─── DATA FOR THE TASK ───

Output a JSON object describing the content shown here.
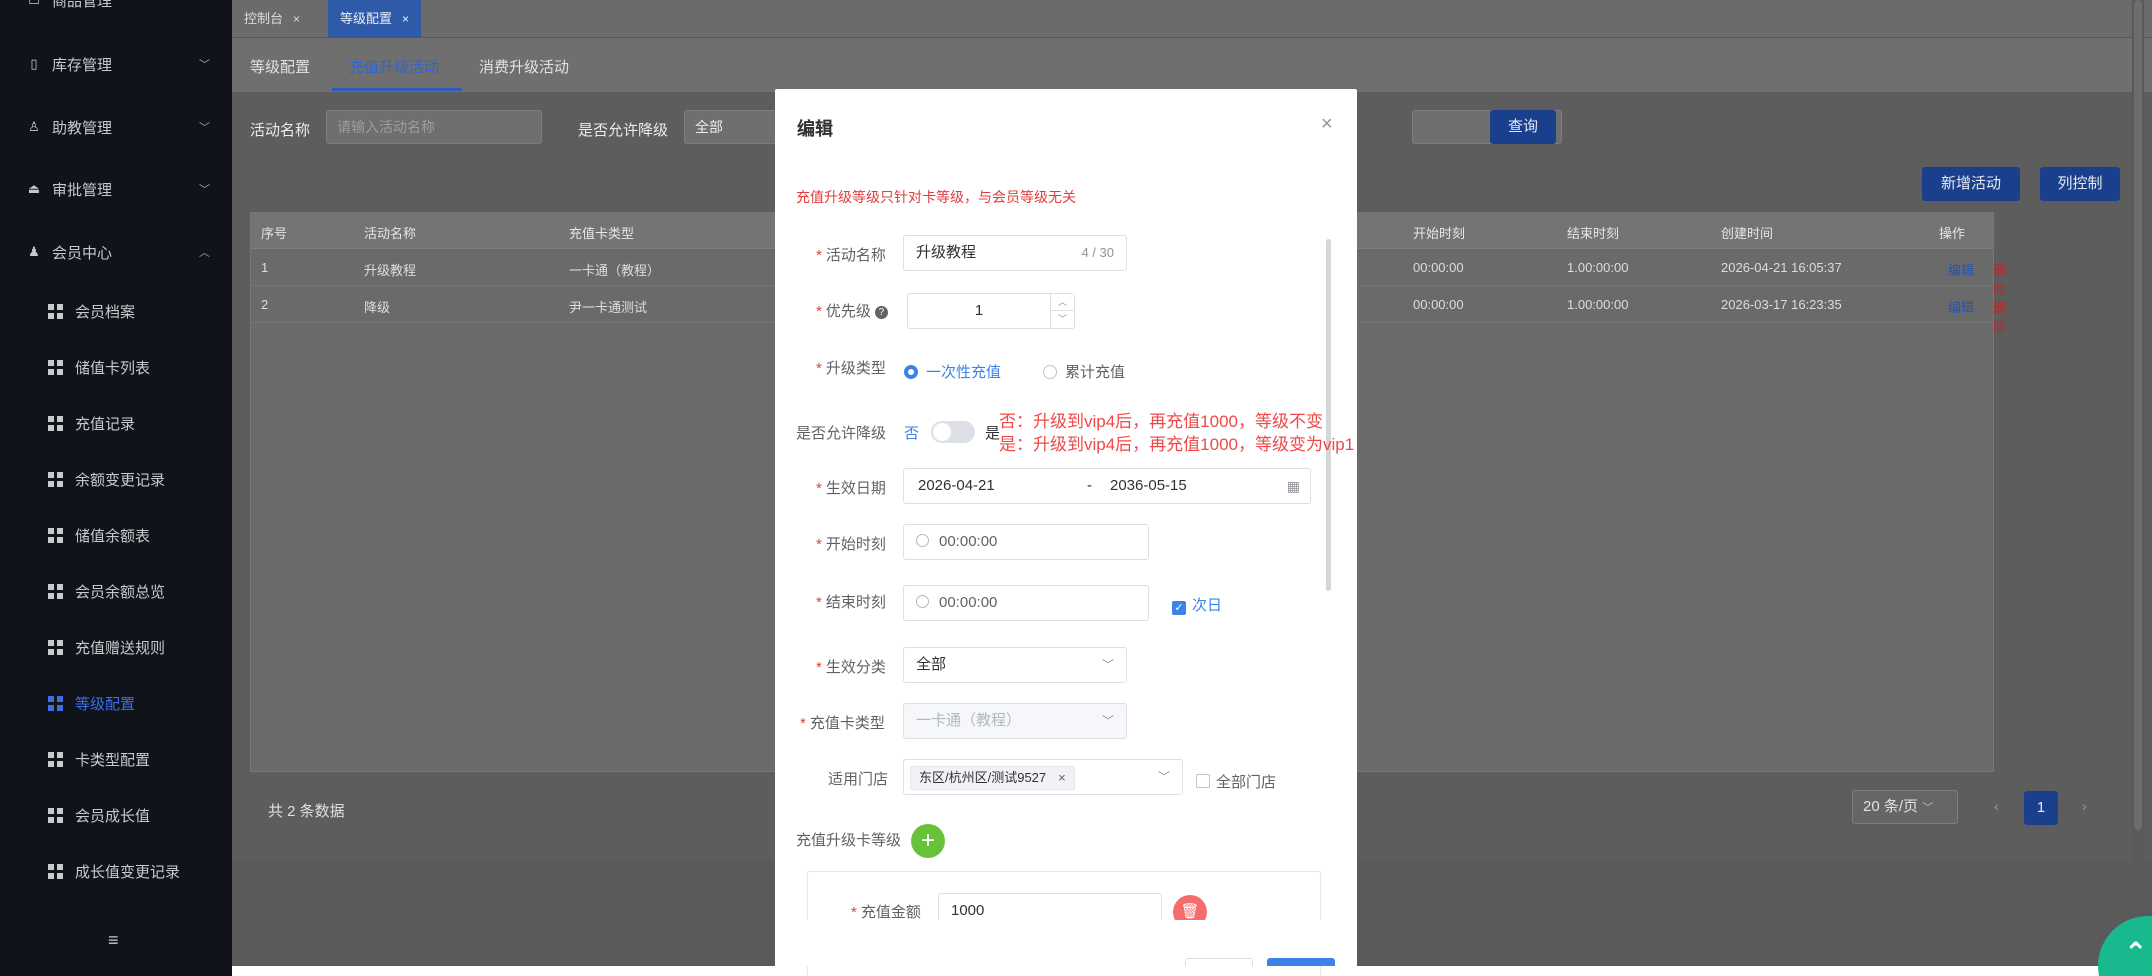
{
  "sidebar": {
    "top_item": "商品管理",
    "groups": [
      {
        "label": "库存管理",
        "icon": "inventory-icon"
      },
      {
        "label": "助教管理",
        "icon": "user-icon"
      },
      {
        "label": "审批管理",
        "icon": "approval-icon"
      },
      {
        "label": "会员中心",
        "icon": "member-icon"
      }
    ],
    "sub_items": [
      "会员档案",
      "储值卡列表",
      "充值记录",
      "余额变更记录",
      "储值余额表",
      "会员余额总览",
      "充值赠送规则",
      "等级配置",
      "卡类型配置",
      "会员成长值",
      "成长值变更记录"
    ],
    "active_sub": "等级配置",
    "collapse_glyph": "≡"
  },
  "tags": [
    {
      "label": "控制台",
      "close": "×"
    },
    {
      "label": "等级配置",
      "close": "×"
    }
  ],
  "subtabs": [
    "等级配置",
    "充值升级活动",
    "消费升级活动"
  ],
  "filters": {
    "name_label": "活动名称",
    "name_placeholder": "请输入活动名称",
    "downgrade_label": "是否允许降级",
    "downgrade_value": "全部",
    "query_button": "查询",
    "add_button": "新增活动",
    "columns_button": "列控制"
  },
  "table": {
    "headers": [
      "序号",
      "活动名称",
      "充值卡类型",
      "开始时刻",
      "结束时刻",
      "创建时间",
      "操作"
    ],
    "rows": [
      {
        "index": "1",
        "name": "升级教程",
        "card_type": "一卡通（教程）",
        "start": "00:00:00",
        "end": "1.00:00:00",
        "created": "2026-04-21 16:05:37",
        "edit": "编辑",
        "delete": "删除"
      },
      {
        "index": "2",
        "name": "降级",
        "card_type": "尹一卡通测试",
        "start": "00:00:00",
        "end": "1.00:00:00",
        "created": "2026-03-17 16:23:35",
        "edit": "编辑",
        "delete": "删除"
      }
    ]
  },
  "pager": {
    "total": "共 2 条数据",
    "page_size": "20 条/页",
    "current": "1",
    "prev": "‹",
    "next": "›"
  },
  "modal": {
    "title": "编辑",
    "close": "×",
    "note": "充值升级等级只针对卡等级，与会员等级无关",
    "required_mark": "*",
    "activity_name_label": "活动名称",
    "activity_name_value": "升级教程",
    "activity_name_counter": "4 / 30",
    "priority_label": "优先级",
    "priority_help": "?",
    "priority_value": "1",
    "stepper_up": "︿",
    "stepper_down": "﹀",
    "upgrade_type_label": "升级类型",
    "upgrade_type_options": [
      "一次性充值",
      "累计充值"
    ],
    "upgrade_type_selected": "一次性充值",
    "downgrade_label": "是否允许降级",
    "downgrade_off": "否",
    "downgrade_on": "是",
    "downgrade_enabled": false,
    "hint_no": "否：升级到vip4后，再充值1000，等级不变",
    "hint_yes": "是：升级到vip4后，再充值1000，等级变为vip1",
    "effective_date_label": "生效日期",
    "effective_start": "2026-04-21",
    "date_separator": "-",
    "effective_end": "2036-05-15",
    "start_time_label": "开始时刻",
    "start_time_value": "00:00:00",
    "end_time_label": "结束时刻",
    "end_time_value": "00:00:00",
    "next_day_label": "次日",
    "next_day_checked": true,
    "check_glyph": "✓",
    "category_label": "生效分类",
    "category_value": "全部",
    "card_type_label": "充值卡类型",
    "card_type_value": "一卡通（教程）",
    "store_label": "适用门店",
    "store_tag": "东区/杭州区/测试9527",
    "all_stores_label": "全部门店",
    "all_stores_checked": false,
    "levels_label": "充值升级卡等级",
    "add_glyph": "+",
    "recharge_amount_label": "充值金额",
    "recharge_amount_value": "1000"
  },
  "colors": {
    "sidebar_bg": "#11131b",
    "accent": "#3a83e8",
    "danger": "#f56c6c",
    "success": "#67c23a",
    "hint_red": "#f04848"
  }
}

───

*TASK*
Your task is to repeat the data above exactly while excluding the pictures.

*EXERCISE OUTPUT*
Output a JSON object describing the content shown here.
{
  "sidebar": {
    "top_item": "商品管理",
    "groups": [
      {
        "label": "库存管理",
        "icon": "inventory-icon"
      },
      {
        "label": "助教管理",
        "icon": "user-icon"
      },
      {
        "label": "审批管理",
        "icon": "approval-icon"
      },
      {
        "label": "会员中心",
        "icon": "member-icon"
      }
    ],
    "sub_items": [
      "会员档案",
      "储值卡列表",
      "充值记录",
      "余额变更记录",
      "储值余额表",
      "会员余额总览",
      "充值赠送规则",
      "等级配置",
      "卡类型配置",
      "会员成长值",
      "成长值变更记录"
    ],
    "active_sub": "等级配置",
    "collapse_glyph": "≡"
  },
  "tags": [
    {
      "label": "控制台",
      "close": "×"
    },
    {
      "label": "等级配置",
      "close": "×"
    }
  ],
  "subtabs": [
    "等级配置",
    "充值升级活动",
    "消费升级活动"
  ],
  "filters": {
    "name_label": "活动名称",
    "name_placeholder": "请输入活动名称",
    "downgrade_label": "是否允许降级",
    "downgrade_value": "全部",
    "query_button": "查询",
    "add_button": "新增活动",
    "columns_button": "列控制"
  },
  "table": {
    "headers": [
      "序号",
      "活动名称",
      "充值卡类型",
      "开始时刻",
      "结束时刻",
      "创建时间",
      "操作"
    ],
    "rows": [
      {
        "index": "1",
        "name": "升级教程",
        "card_type": "一卡通（教程）",
        "start": "00:00:00",
        "end": "1.00:00:00",
        "created": "2026-04-21 16:05:37",
        "edit": "编辑",
        "delete": "删除"
      },
      {
        "index": "2",
        "name": "降级",
        "card_type": "尹一卡通测试",
        "start": "00:00:00",
        "end": "1.00:00:00",
        "created": "2026-03-17 16:23:35",
        "edit": "编辑",
        "delete": "删除"
      }
    ]
  },
  "pager": {
    "total": "共 2 条数据",
    "page_size": "20 条/页",
    "current": "1",
    "prev": "‹",
    "next": "›"
  },
  "modal": {
    "title": "编辑",
    "close": "×",
    "note": "充值升级等级只针对卡等级，与会员等级无关",
    "required_mark": "*",
    "activity_name_label": "活动名称",
    "activity_name_value": "升级教程",
    "activity_name_counter": "4 / 30",
    "priority_label": "优先级",
    "priority_help": "?",
    "priority_value": "1",
    "stepper_up": "︿",
    "stepper_down": "﹀",
    "upgrade_type_label": "升级类型",
    "upgrade_type_options": [
      "一次性充值",
      "累计充值"
    ],
    "upgrade_type_selected": "一次性充值",
    "downgrade_label": "是否允许降级",
    "downgrade_off": "否",
    "downgrade_on": "是",
    "downgrade_enabled": false,
    "hint_no": "否：升级到vip4后，再充值1000，等级不变",
    "hint_yes": "是：升级到vip4后，再充值1000，等级变为vip1",
    "effective_date_label": "生效日期",
    "effective_start": "2026-04-21",
    "date_separator": "-",
    "effective_end": "2036-05-15",
    "start_time_label": "开始时刻",
    "start_time_value": "00:00:00",
    "end_time_label": "结束时刻",
    "end_time_value": "00:00:00",
    "next_day_label": "次日",
    "next_day_checked": true,
    "check_glyph": "✓",
    "category_label": "生效分类",
    "category_value": "全部",
    "card_type_label": "充值卡类型",
    "card_type_value": "一卡通（教程）",
    "store_label": "适用门店",
    "store_tag": "东区/杭州区/测试9527",
    "all_stores_label": "全部门店",
    "all_stores_checked": false,
    "levels_label": "充值升级卡等级",
    "add_glyph": "+",
    "recharge_amount_label": "充值金额",
    "recharge_amount_value": "1000"
  },
  "colors": {
    "sidebar_bg": "#11131b",
    "accent": "#3a83e8",
    "danger": "#f56c6c",
    "success": "#67c23a",
    "hint_red": "#f04848"
  }
}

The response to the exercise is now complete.